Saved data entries
Begin

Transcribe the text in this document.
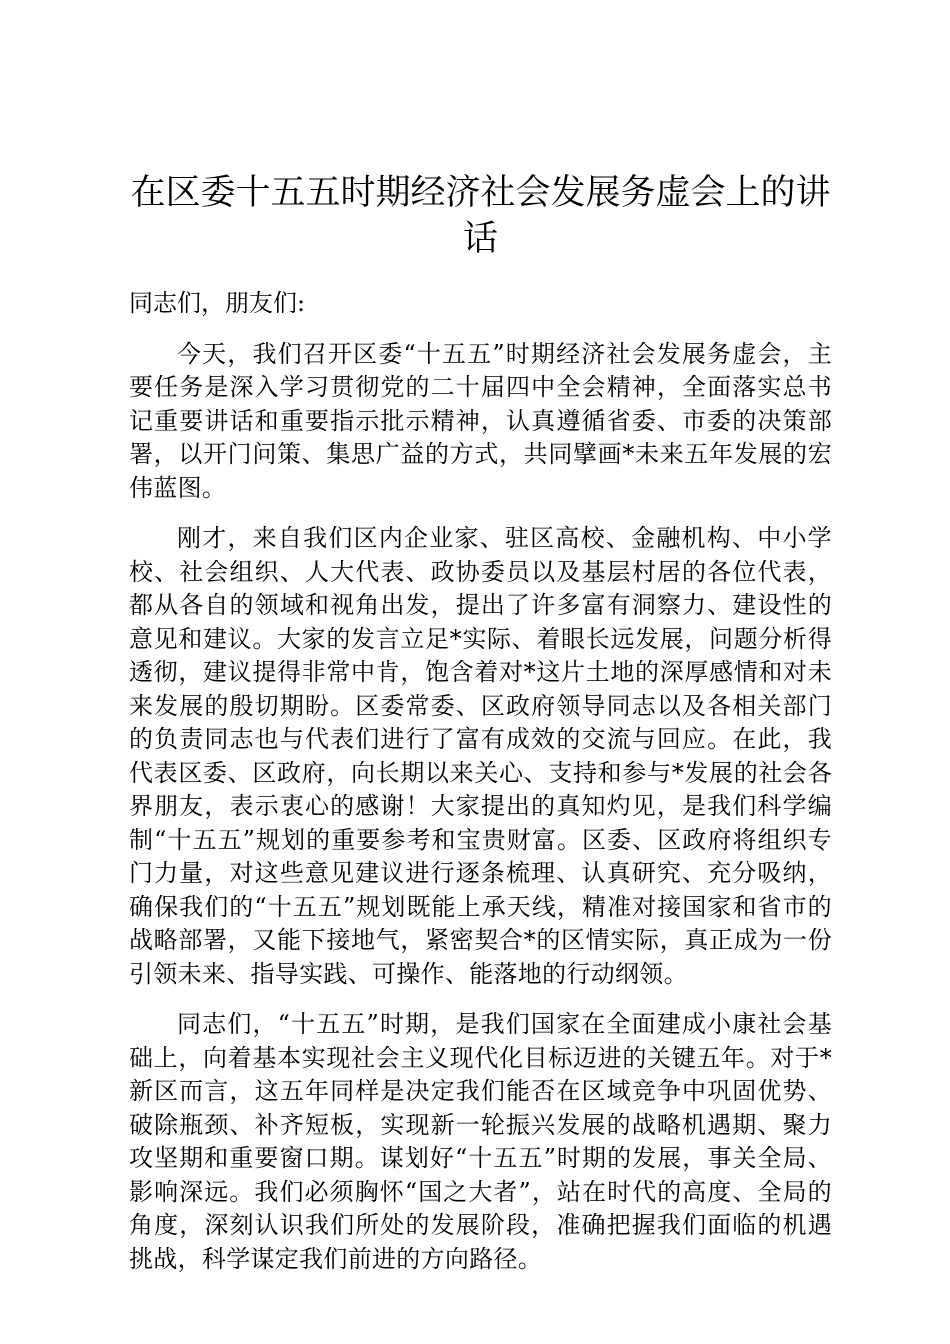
在区委十五五时期经济社会发展务虚会上的讲话

同志们，朋友们:

今天，我们召开区委“十五五”时期经济社会发展务虚会，主要任务是深入学习贯彻党的二十届四中全会精神，全面落实总书记重要讲话和重要指示批示精神，认真遵循省委、市委的决策部署，以开门问策、集思广益的方式，共同擘画*未来五年发展的宏伟蓝图。

刚才，来自我们区内企业家、驻区高校、金融机构、中小学校、社会组织、人大代表、政协委员以及基层村居的各位代表，都从各自的领域和视角出发，提出了许多富有洞察力、建设性的意见和建议。大家的发言立足*实际、着眼长远发展，问题分析得透彻，建议提得非常中肯，饱含着对*这片土地的深厚感情和对未来发展的殷切期盼。区委常委、区政府领导同志以及各相关部门的负责同志也与代表们进行了富有成效的交流与回应。在此，我代表区委、区政府，向长期以来关心、支持和参与*发展的社会各界朋友，表示衷心的感谢！大家提出的真知灼见，是我们科学编制“十五五”规划的重要参考和宝贵财富。区委、区政府将组织专门力量，对这些意见建议进行逐条梳理、认真研究、充分吸纳，确保我们的“十五五”规划既能上承天线，精准对接国家和省市的战略部署，又能下接地气，紧密契合*的区情实际，真正成为一份引领未来、指导实践、可操作、能落地的行动纲领。

同志们，“十五五”时期，是我们国家在全面建成小康社会基础上，向着基本实现社会主义现代化目标迈进的关键五年。对于*新区而言，这五年同样是决定我们能否在区域竞争中巩固优势、破除瓶颈、补齐短板，实现新一轮振兴发展的战略机遇期、聚力攻坚期和重要窗口期。谋划好“十五五”时期的发展，事关全局、影响深远。我们必须胸怀“国之大者”，站在时代的高度、全局的角度，深刻认识我们所处的发展阶段，准确把握我们面临的机遇挑战，科学谋定我们前进的方向路径。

End

▸ Goal
Retype all entries exactly as they appear, dropping the images.

▸ Reply to the exercise
Transcribe the text in this document.
在区委十五五时期经济社会发展务虚会上的讲话

同志们，朋友们:

今天，我们召开区委“十五五”时期经济社会发展务虚会，主要任务是深入学习贯彻党的二十届四中全会精神，全面落实总书记重要讲话和重要指示批示精神，认真遵循省委、市委的决策部署，以开门问策、集思广益的方式，共同擘画*未来五年发展的宏伟蓝图。

刚才，来自我们区内企业家、驻区高校、金融机构、中小学校、社会组织、人大代表、政协委员以及基层村居的各位代表，都从各自的领域和视角出发，提出了许多富有洞察力、建设性的意见和建议。大家的发言立足*实际、着眼长远发展，问题分析得透彻，建议提得非常中肯，饱含着对*这片土地的深厚感情和对未来发展的殷切期盼。区委常委、区政府领导同志以及各相关部门的负责同志也与代表们进行了富有成效的交流与回应。在此，我代表区委、区政府，向长期以来关心、支持和参与*发展的社会各界朋友，表示衷心的感谢！大家提出的真知灼见，是我们科学编制“十五五”规划的重要参考和宝贵财富。区委、区政府将组织专门力量，对这些意见建议进行逐条梳理、认真研究、充分吸纳，确保我们的“十五五”规划既能上承天线，精准对接国家和省市的战略部署，又能下接地气，紧密契合*的区情实际，真正成为一份引领未来、指导实践、可操作、能落地的行动纲领。

同志们，“十五五”时期，是我们国家在全面建成小康社会基础上，向着基本实现社会主义现代化目标迈进的关键五年。对于*新区而言，这五年同样是决定我们能否在区域竞争中巩固优势、破除瓶颈、补齐短板，实现新一轮振兴发展的战略机遇期、聚力攻坚期和重要窗口期。谋划好“十五五”时期的发展，事关全局、影响深远。我们必须胸怀“国之大者”，站在时代的高度、全局的角度，深刻认识我们所处的发展阶段，准确把握我们面临的机遇挑战，科学谋定我们前进的方向路径。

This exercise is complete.